[Dataset entries]
— START —
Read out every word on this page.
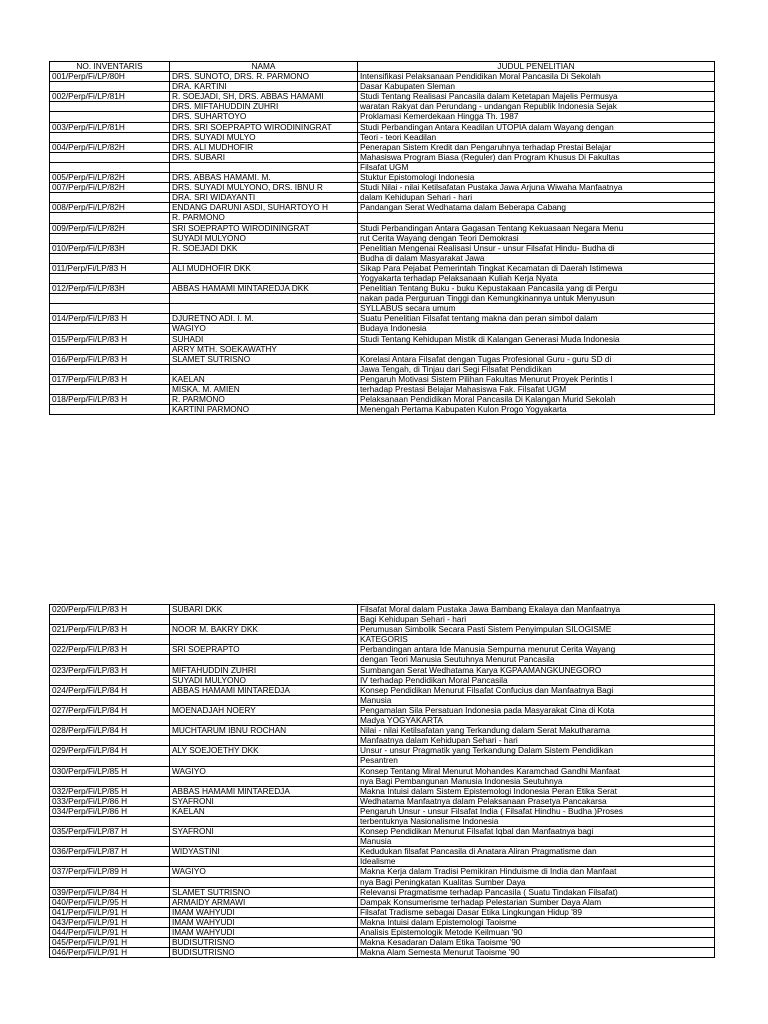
NO. INVENTARIS	NAMA	JUDUL PENELITIAN
001/Perp/Fi/LP/80H	DRS. SUNOTO, DRS. R. PARMONO	Intensifikasi Pelaksanaan Pendidikan Moral Pancasila Di Sekolah
	DRA. KARTINI	Dasar Kabupaten Sleman
002/Perp/Fi/LP/81H	R. SOEJADI, SH, DRS. ABBAS HAMAMI	Studi Tentang Realisasi Pancasila dalam Ketetapan Majelis Permusya
	DRS. MIFTAHUDDIN ZUHRI	waratan Rakyat dan Perundang - undangan Republik Indonesia Sejak
	DRS. SUHARTOYO	Proklamasi Kemerdekaan Hingga Th. 1987
003/Perp/Fi/LP/81H	DRS. SRI SOEPRAPTO WIRODININGRAT	Studi Perbandingan Antara Keadilan UTOPIA dalam Wayang dengan
	DRS. SUYADI MULYO	Teori - teori Keadilan
004/Perp/Fi/LP/82H	DRS. ALI MUDHOFIR	Penerapan Sistem Kredit dan Pengaruhnya terhadap Prestai Belajar
	DRS. SUBARI	Mahasiswa Program Biasa (Reguler) dan Program Khusus Di Fakultas
		Filsafat UGM
005/Perp/Fi/LP/82H	DRS. ABBAS HAMAMI. M.	Stuktur Epistomologi Indonesia
007/Perp/Fi/LP/82H	DRS. SUYADI MULYONO, DRS. IBNU R	Studi Nilai - nilai Ketilsafatan Pustaka Jawa Arjuna Wiwaha Manfaatnya
	DRA. SRI WIDAYANTI	dalam Kehidupan Sehari - hari
008/Perp/Fi/LP/82H	ENDANG DARUNI ASDI, SUHARTOYO H	Pandangan Serat Wedhatama dalam Beberapa Cabang
	R. PARMONO	
009/Perp/Fi/LP/82H	SRI SOEPRAPTO WIRODININGRAT	Studi Perbandingan Antara Gagasan Tentang Kekuasaan Negara Menu
	SUYADI MULYONO	rut Cerita Wayang dengan Teori Demokrasi
010/Perp/Fi/LP/83H	R. SOEJADI DKK	Penelitian Mengenai Realisasi Unsur - unsur Filsafat Hindu- Budha di
		Budha di dalam Masyarakat Jawa
011/Perp/Fi/LP/83 H	ALI MUDHOFIR DKK	Sikap Para Pejabat Pemerintah Tingkat Kecamatan di Daerah Istimewa
		Yogyakarta terhadap Pelaksanaan Kuliah Kerja Nyata
012/Perp/Fi/LP/83H	ABBAS HAMAMI MINTAREDJA DKK	Penelitian Tentang Buku - buku Kepustakaan Pancasila yang di Pergu
		nakan pada Perguruan Tinggi dan Kemungkinannya untuk Menyusun
		SYLLABUS secara umum
014/Perp/Fi/LP/83 H	DJURETNO ADI. I. M.	Suatu Penelitian Filsafat tentang makna dan peran simbol dalam
	WAGIYO	Budaya Indonesia
015/Perp/Fi/LP/83 H	SUHADI	Studi Tentang Kehidupan Mistik di Kalangan Generasi Muda Indonesia
	ARRY MTH. SOEKAWATHY	
016/Perp/Fi/LP/83 H	SLAMET SUTRISNO	Korelasi Antara Filsafat dengan Tugas Profesional Guru - guru SD di
		Jawa Tengah, di Tinjau dari Segi Filsafat Pendidikan
017/Perp/Fi/LP/83 H	KAELAN	Pengaruh Motivasi Sistem Pilihan Fakultas Menurut Proyek Perintis I
	MISKA. M. AMIEN	terhadap Prestasi Belajar Mahasiswa Fak. Filsafat UGM
018/Perp/Fi/LP/83 H	R. PARMONO	Pelaksanaan Pendidikan Moral Pancasila Di Kalangan Murid Sekolah
	KARTINI PARMONO	Menengah Pertama Kabupaten Kulon Progo Yogyakarta
020/Perp/Fi/LP/83 H	SUBARI DKK	Filsafat Moral dalam Pustaka Jawa Bambang Ekalaya dan Manfaatnya
		Bagi Kehidupan Sehari - hari
021/Perp/Fi/LP/83 H	NOOR M. BAKRY DKK	Perumusan Simbolik Secara Pasti Sistem Penyimpulan SILOGISME
		KATEGORIS
022/Perp/Fi/LP/83 H	SRI SOEPRAPTO	Perbandingan antara Ide Manusia Sempurna menurut Cerita Wayang
		dengan Teori Manusia Seutuhnya Menurut Pancasila
023/Perp/Fi/LP/83 H	MIFTAHUDDIN ZUHRI	Sumbangan Serat Wedhatama Karya KGPAAMANGKUNEGORO
	SUYADI MULYONO	IV terhadap Pendidikan Moral Pancasila
024/Perp/Fi/LP/84 H	ABBAS HAMAMI MINTAREDJA	Konsep Pendidikan Menurut Filsafat Confucius dan Manfaatnya Bagi
		Manusia
027/Perp/Fi/LP/84 H	MOENADJAH NOERY	Pengamalan Sila Persatuan Indonesia pada Masyarakat Cina di Kota
		Madya YOGYAKARTA
028/Perp/Fi/LP/84 H	MUCHTARUM IBNU ROCHAN	Nilai - nilai Ketilsafatan yang Terkandung dalam Serat Makutharama
		Manfaatnya dalam Kehidupan Sehari - hari
029/Perp/Fi/LP/84 H	ALY SOEJOETHY DKK	Unsur - unsur Pragmatik yang Terkandung Dalam Sistem Pendidikan
		Pesantren
030/Perp/Fi/LP/85 H	WAGIYO	Konsep Tentang Miral Menurut Mohandes Karamchad Gandhi Manfaat
		nya Bagi Pembangunan Manusia Indonesia Seutuhnya
032/Perp/Fi/LP/85 H	ABBAS HAMAMI MINTAREDJA	Makna Intuisi dalam Sistem Epistemologi Indonesia Peran Etika Serat
033/Perp/Fi/LP/86 H	SYAFRONI	Wedhatama Manfaatnya dalam Pelaksanaan Prasetya Pancakarsa
034/Perp/Fi/LP/86 H	KAELAN	Pengaruh Unsur - unsur Filsafat India ( Filsafat Hindhu - Budha )Proses
		terbentuknya Nasionalisme Indonesia
035/Perp/Fi/LP/87 H	SYAFRONI	Konsep Pendidikan Menurut Filsafat Iqbal dan Manfaatnya bagi
		Manusia
036/Perp/Fi/LP/87 H	WIDYASTINI	Kedudukan filsafat Pancasila di Anatara Aliran Pragmatisme dan
		Idealisme
037/Perp/Fi/LP/89 H	WAGIYO	Makna Kerja dalam Tradisi Pemikiran Hinduisme di India dan Manfaat
		nya Bagi Peningkatan Kualitas Sumber Daya
039/Perp/Fi/LP/84 H	SLAMET SUTRISNO	Relevansi Pragmatisme terhadap Pancasila ( Suatu Tindakan Filsafat)
040/Perp/Fi/LP/95 H	ARMAIDY ARMAWI	Dampak Konsumerisme terhadap Pelestarian Sumber Daya Alam
041/Perp/Fi/LP/91 H	IMAM WAHYUDI	Filsafat Tradisme sebagai Dasar Etika Lingkungan Hidup '89
043/Perp/Fi/LP/91 H	IMAM WAHYUDI	Makna Intuisi dalam Epistemologi Taoisme
044/Perp/Fi/LP/91 H	IMAM WAHYUDI	Analisis Epistemologik Metode Keilmuan '90
045/Perp/Fi/LP/91 H	BUDISUTRISNO	Makna Kesadaran Dalam Etika Taoisme '90
046/Perp/Fi/LP/91 H	BUDISUTRISNO	Makna Alam Semesta Menurut Taoisme '90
— END —
__Problem to work on__. The entries above are to be returned exactly, without their pictures.

__Answer__.
Read out every word on this page.
NO. INVENTARIS	NAMA	JUDUL PENELITIAN
001/Perp/Fi/LP/80H	DRS. SUNOTO, DRS. R. PARMONO	Intensifikasi Pelaksanaan Pendidikan Moral Pancasila Di Sekolah
	DRA. KARTINI	Dasar Kabupaten Sleman
002/Perp/Fi/LP/81H	R. SOEJADI, SH, DRS. ABBAS HAMAMI	Studi Tentang Realisasi Pancasila dalam Ketetapan Majelis Permusya
	DRS. MIFTAHUDDIN ZUHRI	waratan Rakyat dan Perundang - undangan Republik Indonesia Sejak
	DRS. SUHARTOYO	Proklamasi Kemerdekaan Hingga Th. 1987
003/Perp/Fi/LP/81H	DRS. SRI SOEPRAPTO WIRODININGRAT	Studi Perbandingan Antara Keadilan UTOPIA dalam Wayang dengan
	DRS. SUYADI MULYO	Teori - teori Keadilan
004/Perp/Fi/LP/82H	DRS. ALI MUDHOFIR	Penerapan Sistem Kredit dan Pengaruhnya terhadap Prestai Belajar
	DRS. SUBARI	Mahasiswa Program Biasa (Reguler) dan Program Khusus Di Fakultas
		Filsafat UGM
005/Perp/Fi/LP/82H	DRS. ABBAS HAMAMI. M.	Stuktur Epistomologi Indonesia
007/Perp/Fi/LP/82H	DRS. SUYADI MULYONO, DRS. IBNU R	Studi Nilai - nilai Ketilsafatan Pustaka Jawa Arjuna Wiwaha Manfaatnya
	DRA. SRI WIDAYANTI	dalam Kehidupan Sehari - hari
008/Perp/Fi/LP/82H	ENDANG DARUNI ASDI, SUHARTOYO H	Pandangan Serat Wedhatama dalam Beberapa Cabang
	R. PARMONO	
009/Perp/Fi/LP/82H	SRI SOEPRAPTO WIRODININGRAT	Studi Perbandingan Antara Gagasan Tentang Kekuasaan Negara Menu
	SUYADI MULYONO	rut Cerita Wayang dengan Teori Demokrasi
010/Perp/Fi/LP/83H	R. SOEJADI DKK	Penelitian Mengenai Realisasi Unsur - unsur Filsafat Hindu- Budha di
		Budha di dalam Masyarakat Jawa
011/Perp/Fi/LP/83 H	ALI MUDHOFIR DKK	Sikap Para Pejabat Pemerintah Tingkat Kecamatan di Daerah Istimewa
		Yogyakarta terhadap Pelaksanaan Kuliah Kerja Nyata
012/Perp/Fi/LP/83H	ABBAS HAMAMI MINTAREDJA DKK	Penelitian Tentang Buku - buku Kepustakaan Pancasila yang di Pergu
		nakan pada Perguruan Tinggi dan Kemungkinannya untuk Menyusun
		SYLLABUS secara umum
014/Perp/Fi/LP/83 H	DJURETNO ADI. I. M.	Suatu Penelitian Filsafat tentang makna dan peran simbol dalam
	WAGIYO	Budaya Indonesia
015/Perp/Fi/LP/83 H	SUHADI	Studi Tentang Kehidupan Mistik di Kalangan Generasi Muda Indonesia
	ARRY MTH. SOEKAWATHY	
016/Perp/Fi/LP/83 H	SLAMET SUTRISNO	Korelasi Antara Filsafat dengan Tugas Profesional Guru - guru SD di
		Jawa Tengah, di Tinjau dari Segi Filsafat Pendidikan
017/Perp/Fi/LP/83 H	KAELAN	Pengaruh Motivasi Sistem Pilihan Fakultas Menurut Proyek Perintis I
	MISKA. M. AMIEN	terhadap Prestasi Belajar Mahasiswa Fak. Filsafat UGM
018/Perp/Fi/LP/83 H	R. PARMONO	Pelaksanaan Pendidikan Moral Pancasila Di Kalangan Murid Sekolah
	KARTINI PARMONO	Menengah Pertama Kabupaten Kulon Progo Yogyakarta
020/Perp/Fi/LP/83 H	SUBARI DKK	Filsafat Moral dalam Pustaka Jawa Bambang Ekalaya dan Manfaatnya
		Bagi Kehidupan Sehari - hari
021/Perp/Fi/LP/83 H	NOOR M. BAKRY DKK	Perumusan Simbolik Secara Pasti Sistem Penyimpulan SILOGISME
		KATEGORIS
022/Perp/Fi/LP/83 H	SRI SOEPRAPTO	Perbandingan antara Ide Manusia Sempurna menurut Cerita Wayang
		dengan Teori Manusia Seutuhnya Menurut Pancasila
023/Perp/Fi/LP/83 H	MIFTAHUDDIN ZUHRI	Sumbangan Serat Wedhatama Karya KGPAAMANGKUNEGORO
	SUYADI MULYONO	IV terhadap Pendidikan Moral Pancasila
024/Perp/Fi/LP/84 H	ABBAS HAMAMI MINTAREDJA	Konsep Pendidikan Menurut Filsafat Confucius dan Manfaatnya Bagi
		Manusia
027/Perp/Fi/LP/84 H	MOENADJAH NOERY	Pengamalan Sila Persatuan Indonesia pada Masyarakat Cina di Kota
		Madya YOGYAKARTA
028/Perp/Fi/LP/84 H	MUCHTARUM IBNU ROCHAN	Nilai - nilai Ketilsafatan yang Terkandung dalam Serat Makutharama
		Manfaatnya dalam Kehidupan Sehari - hari
029/Perp/Fi/LP/84 H	ALY SOEJOETHY DKK	Unsur - unsur Pragmatik yang Terkandung Dalam Sistem Pendidikan
		Pesantren
030/Perp/Fi/LP/85 H	WAGIYO	Konsep Tentang Miral Menurut Mohandes Karamchad Gandhi Manfaat
		nya Bagi Pembangunan Manusia Indonesia Seutuhnya
032/Perp/Fi/LP/85 H	ABBAS HAMAMI MINTAREDJA	Makna Intuisi dalam Sistem Epistemologi Indonesia Peran Etika Serat
033/Perp/Fi/LP/86 H	SYAFRONI	Wedhatama Manfaatnya dalam Pelaksanaan Prasetya Pancakarsa
034/Perp/Fi/LP/86 H	KAELAN	Pengaruh Unsur - unsur Filsafat India ( Filsafat Hindhu - Budha )Proses
		terbentuknya Nasionalisme Indonesia
035/Perp/Fi/LP/87 H	SYAFRONI	Konsep Pendidikan Menurut Filsafat Iqbal dan Manfaatnya bagi
		Manusia
036/Perp/Fi/LP/87 H	WIDYASTINI	Kedudukan filsafat Pancasila di Anatara Aliran Pragmatisme dan
		Idealisme
037/Perp/Fi/LP/89 H	WAGIYO	Makna Kerja dalam Tradisi Pemikiran Hinduisme di India dan Manfaat
		nya Bagi Peningkatan Kualitas Sumber Daya
039/Perp/Fi/LP/84 H	SLAMET SUTRISNO	Relevansi Pragmatisme terhadap Pancasila ( Suatu Tindakan Filsafat)
040/Perp/Fi/LP/95 H	ARMAIDY ARMAWI	Dampak Konsumerisme terhadap Pelestarian Sumber Daya Alam
041/Perp/Fi/LP/91 H	IMAM WAHYUDI	Filsafat Tradisme sebagai Dasar Etika Lingkungan Hidup '89
043/Perp/Fi/LP/91 H	IMAM WAHYUDI	Makna Intuisi dalam Epistemologi Taoisme
044/Perp/Fi/LP/91 H	IMAM WAHYUDI	Analisis Epistemologik Metode Keilmuan '90
045/Perp/Fi/LP/91 H	BUDISUTRISNO	Makna Kesadaran Dalam Etika Taoisme '90
046/Perp/Fi/LP/91 H	BUDISUTRISNO	Makna Alam Semesta Menurut Taoisme '90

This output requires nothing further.